Task instructions
Transcribe the listing verbatim. Do not carry over any pictures.
--- Start of Exercise inputs ---
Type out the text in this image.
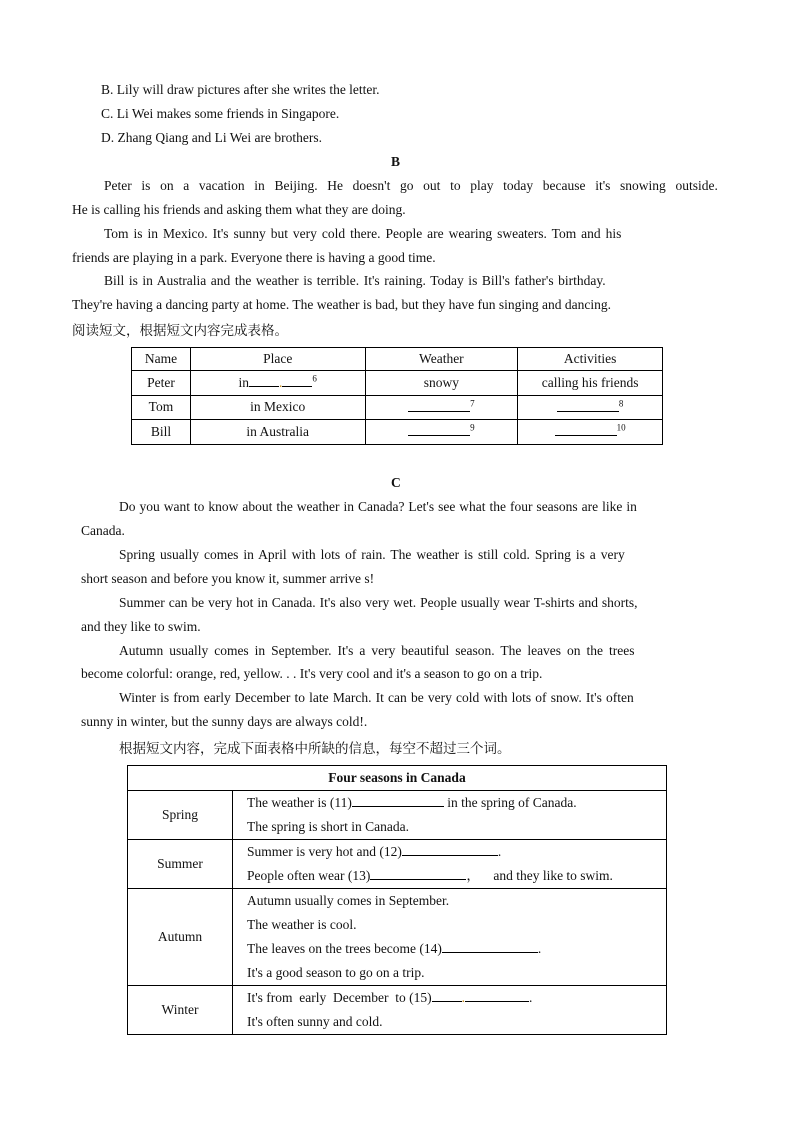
B. Lily will draw pictures after she writes the letter.
C. Li Wei makes some friends in Singapore.
D. Zhang Qiang and Li Wei are brothers.
B
Peter is on a vacation in Beijing. He doesn't go out to play today because it's snowing outside.
He is calling his friends and asking them what they are doing.
Tom is in Mexico. It's sunny but very cold there. People are wearing sweaters. Tom and his
friends are playing in a park. Everyone there is having a good time.
Bill is in Australia and the weather is terrible. It's raining. Today is Bill's father's birthday.
They're having a dancing party at home. The weather is bad, but they have fun singing and dancing.
阅读短文，根据短文内容完成表格。
Name	Place	Weather	Activities
Peter	in . $^6$	snowy	calling his friends
Tom	in Mexico	$^7$	$^8$
Bill	in Australia	$^9$	$^{10}$
C
Do you want to know about the weather in Canada? Let's see what the four seasons are like in
Canada.
Spring usually comes in April with lots of rain. The weather is still cold. Spring is a very
short season and before you know it, summer arrive s!
Summer can be very hot in Canada. It's also very wet. People usually wear T-shirts and shorts,
and they like to swim.
Autumn usually comes in September. It's a very beautiful season. The leaves on the trees
become colorful: orange, red, yellow. . . It's very cool and it's a season to go on a trip.
Winter is from early December to late March. It can be very cold with lots of snow. It's often
sunny in winter, but the sunny days are always cold!.
根据短文内容，完成下面表格中所缺的信息，每空不超过三个词。
Four seasons in Canada	
Spring	The weather is (11) in the spring of Canada.
The spring is short in Canada.

Summer	Summer is very hot and (12) .
People often wear (13) ，    and they like to swim.

Autumn	Autumn usually comes in September.
The weather is cool.
The leaves on the trees become (14) .
It's a good season to go on a trip.

Winter	It's from  early  December  to (15) . .
It's often sunny and cold.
--- End of Exercise inputs ---
Completed task
Type out the text in this image.
B. Lily will draw pictures after she writes the letter.
C. Li Wei makes some friends in Singapore.
D. Zhang Qiang and Li Wei are brothers.
B
Peter is on a vacation in Beijing. He doesn't go out to play today because it's snowing outside.
He is calling his friends and asking them what they are doing.
Tom is in Mexico. It's sunny but very cold there. People are wearing sweaters. Tom and his
friends are playing in a park. Everyone there is having a good time.
Bill is in Australia and the weather is terrible. It's raining. Today is Bill's father's birthday.
They're having a dancing party at home. The weather is bad, but they have fun singing and dancing.
阅读短文，根据短文内容完成表格。
Name	Place	Weather	Activities
Peter	in . $^6$	snowy	calling his friends
Tom	in Mexico	$^7$	$^8$
Bill	in Australia	$^9$	$^{10}$
C
Do you want to know about the weather in Canada? Let's see what the four seasons are like in
Canada.
Spring usually comes in April with lots of rain. The weather is still cold. Spring is a very
short season and before you know it, summer arrive s!
Summer can be very hot in Canada. It's also very wet. People usually wear T-shirts and shorts,
and they like to swim.
Autumn usually comes in September. It's a very beautiful season. The leaves on the trees
become colorful: orange, red, yellow. . . It's very cool and it's a season to go on a trip.
Winter is from early December to late March. It can be very cold with lots of snow. It's often
sunny in winter, but the sunny days are always cold!.
根据短文内容，完成下面表格中所缺的信息，每空不超过三个词。
Four seasons in Canada	
Spring	The weather is (11) in the spring of Canada.
The spring is short in Canada.

Summer	Summer is very hot and (12) .
People often wear (13) ，    and they like to swim.

Autumn	Autumn usually comes in September.
The weather is cool.
The leaves on the trees become (14) .
It's a good season to go on a trip.

Winter	It's from  early  December  to (15) . .
It's often sunny and cold.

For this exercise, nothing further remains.